**WHAT THIS TASK INVOLVES**
Quote the records in full and leave their pictures out.

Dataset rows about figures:

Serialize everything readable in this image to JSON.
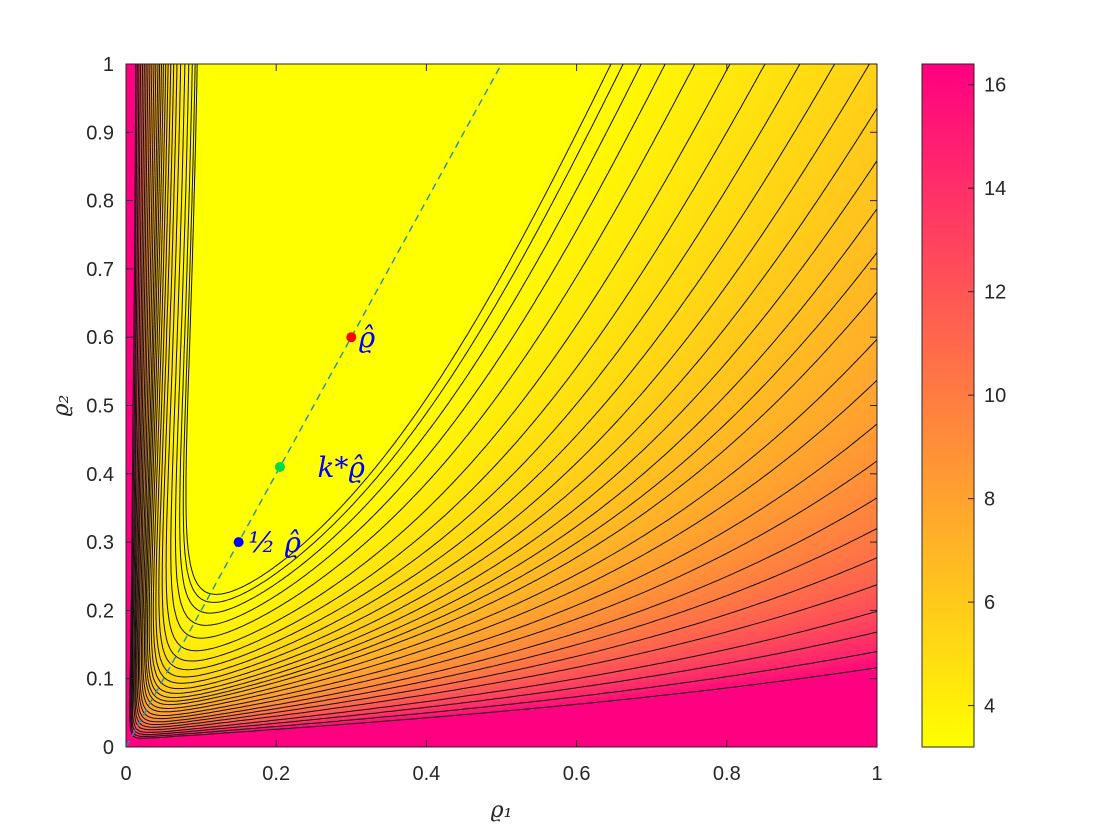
{
  "chart_data": {
    "type": "contourf",
    "xlabel": "ϱ₁",
    "ylabel": "ϱ₂",
    "xlim": [
      0,
      1
    ],
    "ylim": [
      0,
      1
    ],
    "xticks": [
      0,
      0.2,
      0.4,
      0.6,
      0.8,
      1
    ],
    "xtick_labels": [
      "0",
      "0.2",
      "0.4",
      "0.6",
      "0.8",
      "1"
    ],
    "yticks": [
      0,
      0.1,
      0.2,
      0.3,
      0.4,
      0.5,
      0.6,
      0.7,
      0.8,
      0.9,
      1
    ],
    "ytick_labels": [
      "0",
      "0.1",
      "0.2",
      "0.3",
      "0.4",
      "0.5",
      "0.6",
      "0.7",
      "0.8",
      "0.9",
      "1"
    ],
    "colorbar": {
      "min": 3.2,
      "max": 16.4,
      "ticks": [
        4,
        6,
        8,
        10,
        12,
        14,
        16
      ],
      "tick_labels": [
        "4",
        "6",
        "8",
        "10",
        "12",
        "14",
        "16"
      ],
      "colors": [
        "#ffff00",
        "#ff0080"
      ]
    },
    "line": {
      "style": "dashed",
      "color": "#1f8fb4",
      "slope": 2,
      "x": [
        0,
        0.5
      ],
      "y": [
        0,
        1
      ]
    },
    "points": [
      {
        "label": "ϱ̂",
        "x": 0.3,
        "y": 0.6,
        "color": "#ff0000"
      },
      {
        "label": "k*ϱ̂",
        "x": 0.205,
        "y": 0.41,
        "color": "#00dd44"
      },
      {
        "label": "½ ϱ̂",
        "x": 0.15,
        "y": 0.3,
        "color": "#0000ff"
      }
    ],
    "annotations": [
      {
        "text": "ϱ̂",
        "x": 0.31,
        "y": 0.6,
        "color": "#0000ff"
      },
      {
        "text": "k*ϱ̂",
        "x": 0.255,
        "y": 0.41,
        "color": "#0000ff"
      },
      {
        "text": "½ ϱ̂",
        "x": 0.163,
        "y": 0.3,
        "color": "#0000ff"
      }
    ],
    "contour_levels": [
      3.3,
      3.4,
      3.55,
      3.75,
      4.0,
      4.3,
      4.6,
      4.9,
      5.2,
      5.5,
      5.8,
      6.1,
      6.4,
      6.7,
      7.0,
      7.4,
      7.8,
      8.3,
      8.8,
      9.4,
      10.0,
      10.7,
      11.5,
      12.5,
      13.5,
      14.7,
      16.0
    ],
    "grid": false
  }
}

**RESPONSE FOR THIS EXERCISE**
Serialize everything readable in this image to JSON.
{
  "chart_data": {
    "type": "contourf",
    "xlabel": "ϱ₁",
    "ylabel": "ϱ₂",
    "xlim": [
      0,
      1
    ],
    "ylim": [
      0,
      1
    ],
    "xticks": [
      0,
      0.2,
      0.4,
      0.6,
      0.8,
      1
    ],
    "xtick_labels": [
      "0",
      "0.2",
      "0.4",
      "0.6",
      "0.8",
      "1"
    ],
    "yticks": [
      0,
      0.1,
      0.2,
      0.3,
      0.4,
      0.5,
      0.6,
      0.7,
      0.8,
      0.9,
      1
    ],
    "ytick_labels": [
      "0",
      "0.1",
      "0.2",
      "0.3",
      "0.4",
      "0.5",
      "0.6",
      "0.7",
      "0.8",
      "0.9",
      "1"
    ],
    "colorbar": {
      "min": 3.2,
      "max": 16.4,
      "ticks": [
        4,
        6,
        8,
        10,
        12,
        14,
        16
      ],
      "tick_labels": [
        "4",
        "6",
        "8",
        "10",
        "12",
        "14",
        "16"
      ],
      "colors": [
        "#ffff00",
        "#ff0080"
      ]
    },
    "line": {
      "style": "dashed",
      "color": "#1f8fb4",
      "slope": 2,
      "x": [
        0,
        0.5
      ],
      "y": [
        0,
        1
      ]
    },
    "points": [
      {
        "label": "ϱ̂",
        "x": 0.3,
        "y": 0.6,
        "color": "#ff0000"
      },
      {
        "label": "k*ϱ̂",
        "x": 0.205,
        "y": 0.41,
        "color": "#00dd44"
      },
      {
        "label": "½ ϱ̂",
        "x": 0.15,
        "y": 0.3,
        "color": "#0000ff"
      }
    ],
    "annotations": [
      {
        "text": "ϱ̂",
        "x": 0.31,
        "y": 0.6,
        "color": "#0000ff"
      },
      {
        "text": "k*ϱ̂",
        "x": 0.255,
        "y": 0.41,
        "color": "#0000ff"
      },
      {
        "text": "½ ϱ̂",
        "x": 0.163,
        "y": 0.3,
        "color": "#0000ff"
      }
    ],
    "contour_levels": [
      3.3,
      3.4,
      3.55,
      3.75,
      4.0,
      4.3,
      4.6,
      4.9,
      5.2,
      5.5,
      5.8,
      6.1,
      6.4,
      6.7,
      7.0,
      7.4,
      7.8,
      8.3,
      8.8,
      9.4,
      10.0,
      10.7,
      11.5,
      12.5,
      13.5,
      14.7,
      16.0
    ],
    "grid": false
  }
}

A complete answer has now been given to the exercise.